> _WHAT YOU SHOULD DO_
How many lines in this data contain the string "canyon"? Reply with the number only.

> _STORED ROWS_

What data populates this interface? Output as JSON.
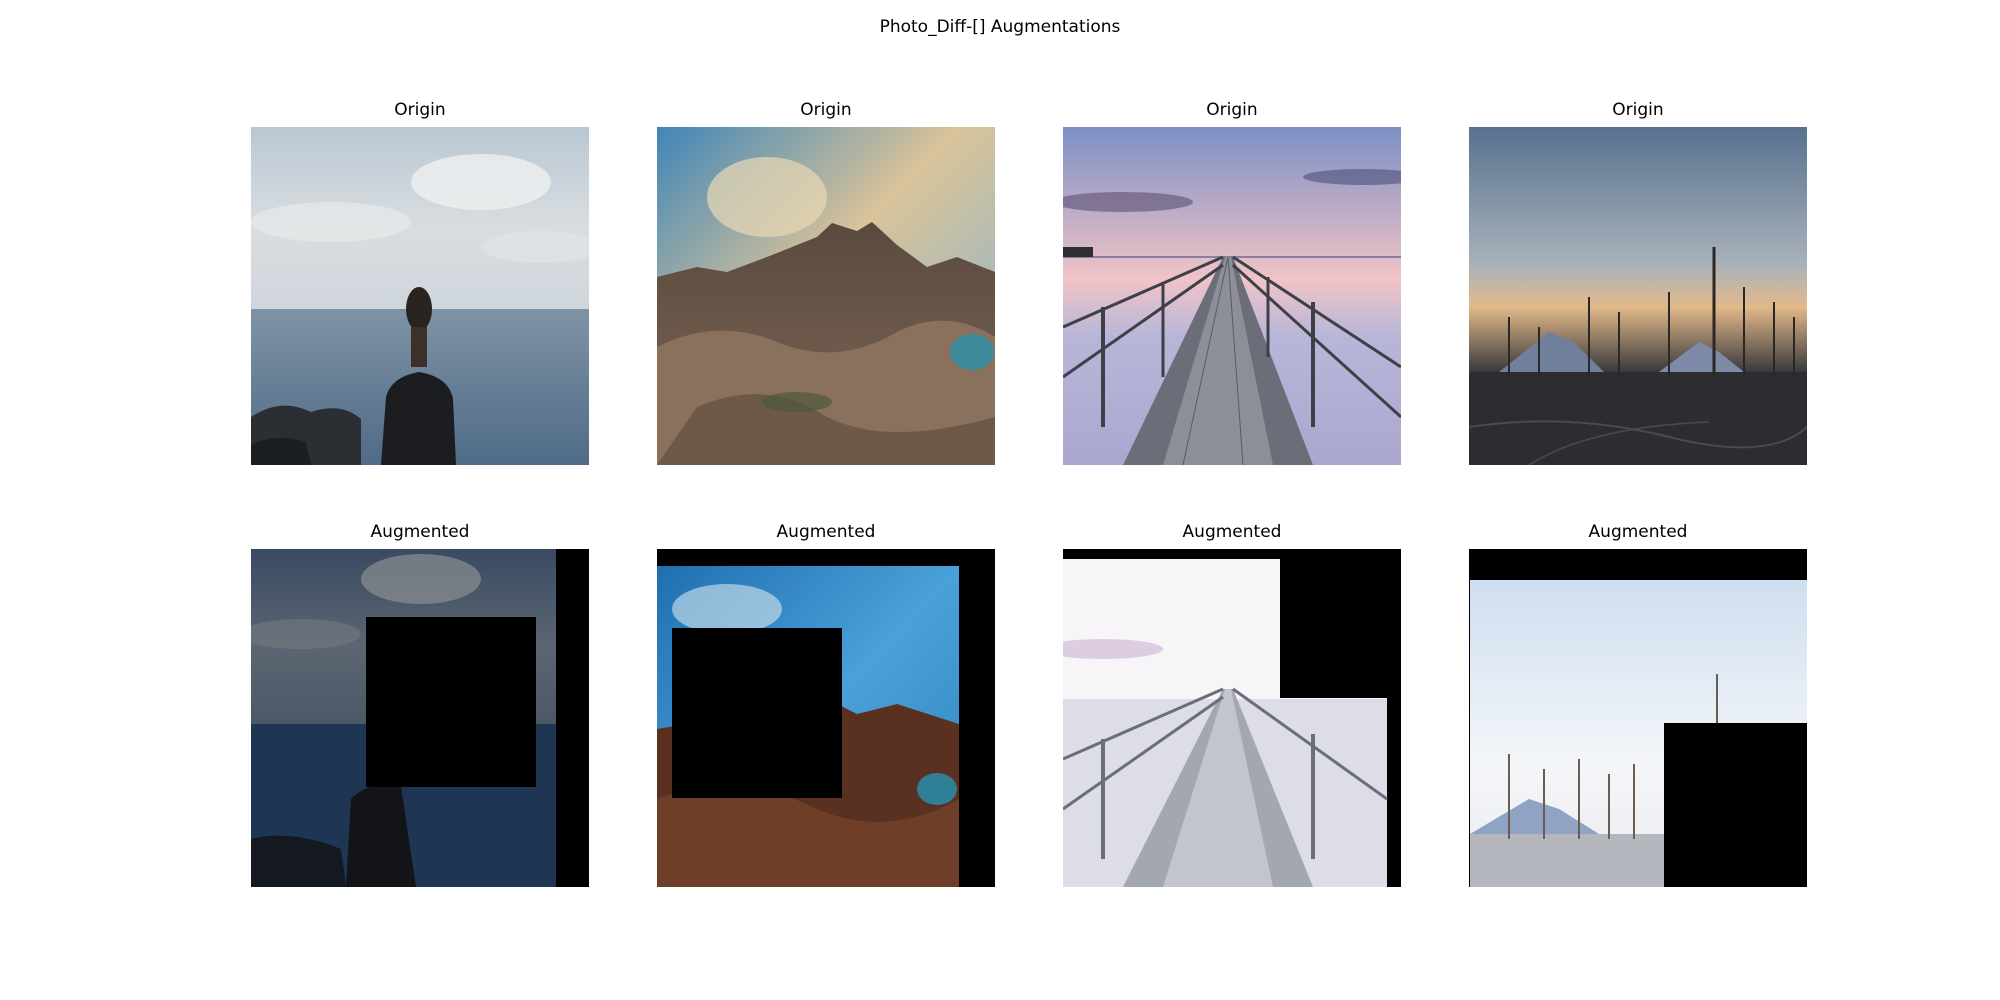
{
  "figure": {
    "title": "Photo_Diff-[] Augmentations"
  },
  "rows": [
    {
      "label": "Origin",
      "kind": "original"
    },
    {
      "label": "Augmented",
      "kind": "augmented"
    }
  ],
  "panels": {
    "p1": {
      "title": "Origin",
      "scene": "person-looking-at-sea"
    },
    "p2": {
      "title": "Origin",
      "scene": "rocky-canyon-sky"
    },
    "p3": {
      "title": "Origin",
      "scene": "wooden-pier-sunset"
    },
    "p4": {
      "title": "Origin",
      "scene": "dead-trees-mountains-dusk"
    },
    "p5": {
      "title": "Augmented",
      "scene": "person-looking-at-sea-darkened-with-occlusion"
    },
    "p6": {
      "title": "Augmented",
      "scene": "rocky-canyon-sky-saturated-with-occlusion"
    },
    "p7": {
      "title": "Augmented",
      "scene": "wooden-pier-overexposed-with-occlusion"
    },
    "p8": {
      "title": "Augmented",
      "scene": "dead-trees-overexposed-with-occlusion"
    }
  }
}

> _THE RESPONSE_
2